▶ _AIM_
Determine how many lines include "Herstelpunt". Give the number and nothing else.

Collected data entries
——————————

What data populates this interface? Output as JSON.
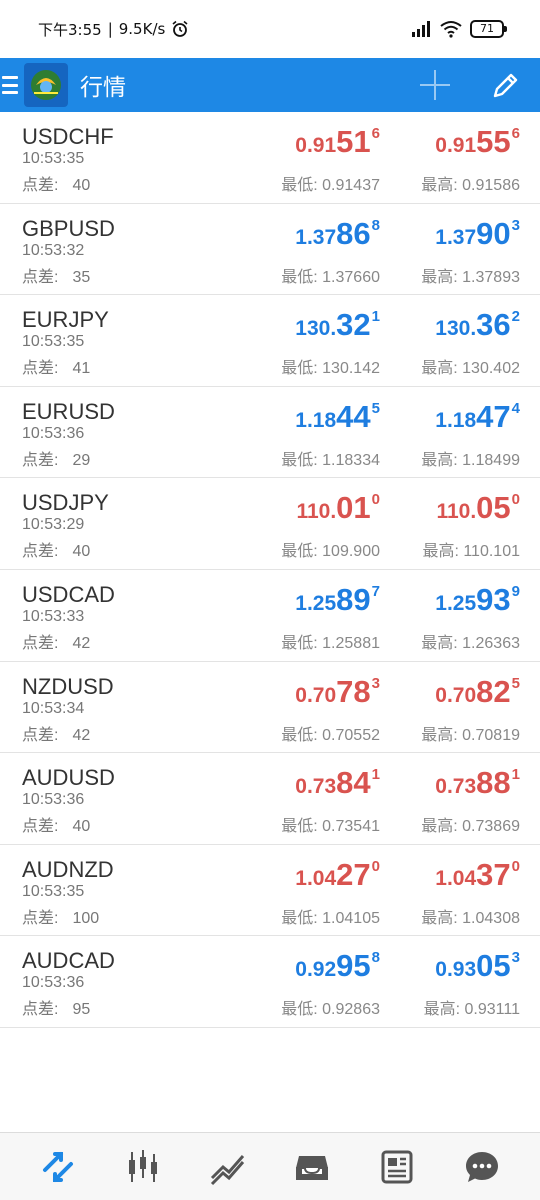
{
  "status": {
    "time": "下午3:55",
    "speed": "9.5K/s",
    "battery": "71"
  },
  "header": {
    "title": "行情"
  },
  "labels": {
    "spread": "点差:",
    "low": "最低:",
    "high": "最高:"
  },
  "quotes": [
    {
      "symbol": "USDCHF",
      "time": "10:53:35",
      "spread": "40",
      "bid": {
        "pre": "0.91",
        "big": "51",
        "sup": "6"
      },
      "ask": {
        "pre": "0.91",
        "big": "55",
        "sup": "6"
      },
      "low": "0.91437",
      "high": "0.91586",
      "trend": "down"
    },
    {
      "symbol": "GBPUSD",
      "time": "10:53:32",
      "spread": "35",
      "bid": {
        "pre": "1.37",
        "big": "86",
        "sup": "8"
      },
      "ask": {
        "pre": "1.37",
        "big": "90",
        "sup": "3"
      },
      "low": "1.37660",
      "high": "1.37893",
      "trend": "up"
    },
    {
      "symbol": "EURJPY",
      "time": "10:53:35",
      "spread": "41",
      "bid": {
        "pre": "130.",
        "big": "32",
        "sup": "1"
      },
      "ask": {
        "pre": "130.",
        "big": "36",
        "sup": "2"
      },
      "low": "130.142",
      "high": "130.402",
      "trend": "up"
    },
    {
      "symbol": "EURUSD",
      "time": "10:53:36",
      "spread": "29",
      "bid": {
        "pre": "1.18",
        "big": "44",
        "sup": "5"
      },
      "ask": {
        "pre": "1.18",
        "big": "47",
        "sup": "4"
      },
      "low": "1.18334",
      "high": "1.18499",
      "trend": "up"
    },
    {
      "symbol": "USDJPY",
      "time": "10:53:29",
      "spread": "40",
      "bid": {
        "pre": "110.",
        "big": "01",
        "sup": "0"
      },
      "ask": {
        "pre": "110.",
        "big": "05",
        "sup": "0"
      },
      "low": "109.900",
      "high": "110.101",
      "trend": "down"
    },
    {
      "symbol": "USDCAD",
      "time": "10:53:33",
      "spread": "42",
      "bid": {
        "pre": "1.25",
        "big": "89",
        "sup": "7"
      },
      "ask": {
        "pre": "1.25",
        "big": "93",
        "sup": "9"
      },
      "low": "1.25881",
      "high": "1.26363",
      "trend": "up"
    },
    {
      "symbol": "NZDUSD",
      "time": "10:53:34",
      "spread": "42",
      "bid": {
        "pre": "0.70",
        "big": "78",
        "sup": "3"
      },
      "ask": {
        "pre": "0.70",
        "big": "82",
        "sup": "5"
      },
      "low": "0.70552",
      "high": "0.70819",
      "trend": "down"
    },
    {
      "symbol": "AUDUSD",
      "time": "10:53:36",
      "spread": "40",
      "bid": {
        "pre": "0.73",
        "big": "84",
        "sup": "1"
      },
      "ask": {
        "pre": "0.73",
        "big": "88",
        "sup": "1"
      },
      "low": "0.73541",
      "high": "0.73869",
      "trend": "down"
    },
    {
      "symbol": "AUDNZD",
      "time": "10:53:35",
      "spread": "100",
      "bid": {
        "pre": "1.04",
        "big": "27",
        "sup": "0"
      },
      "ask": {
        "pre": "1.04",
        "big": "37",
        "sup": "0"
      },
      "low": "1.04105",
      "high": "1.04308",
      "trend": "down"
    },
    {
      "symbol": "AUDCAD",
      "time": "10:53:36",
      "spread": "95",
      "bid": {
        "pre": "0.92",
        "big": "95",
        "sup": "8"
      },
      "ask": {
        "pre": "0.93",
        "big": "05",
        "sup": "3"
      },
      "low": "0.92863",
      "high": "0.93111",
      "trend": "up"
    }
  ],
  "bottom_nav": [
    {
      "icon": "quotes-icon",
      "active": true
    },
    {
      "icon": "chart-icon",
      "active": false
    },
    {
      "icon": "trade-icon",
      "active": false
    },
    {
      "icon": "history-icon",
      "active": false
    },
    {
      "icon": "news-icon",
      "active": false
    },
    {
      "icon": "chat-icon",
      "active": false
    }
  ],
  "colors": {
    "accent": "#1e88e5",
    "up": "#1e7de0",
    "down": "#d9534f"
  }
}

——————————

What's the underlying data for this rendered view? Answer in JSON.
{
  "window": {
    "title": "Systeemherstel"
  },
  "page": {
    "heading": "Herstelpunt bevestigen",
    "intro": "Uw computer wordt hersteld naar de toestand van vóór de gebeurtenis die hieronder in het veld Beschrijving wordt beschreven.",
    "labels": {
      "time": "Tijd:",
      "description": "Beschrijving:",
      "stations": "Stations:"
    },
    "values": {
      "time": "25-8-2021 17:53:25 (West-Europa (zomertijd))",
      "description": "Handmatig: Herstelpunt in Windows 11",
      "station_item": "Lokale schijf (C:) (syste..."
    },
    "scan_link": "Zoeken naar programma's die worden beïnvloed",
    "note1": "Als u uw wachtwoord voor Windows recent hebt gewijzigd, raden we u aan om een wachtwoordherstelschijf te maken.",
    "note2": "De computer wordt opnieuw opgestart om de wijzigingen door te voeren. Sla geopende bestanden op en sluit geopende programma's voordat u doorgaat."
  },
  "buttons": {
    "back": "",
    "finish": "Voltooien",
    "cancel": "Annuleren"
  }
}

——————————

▶ _TASK ANSWER_
2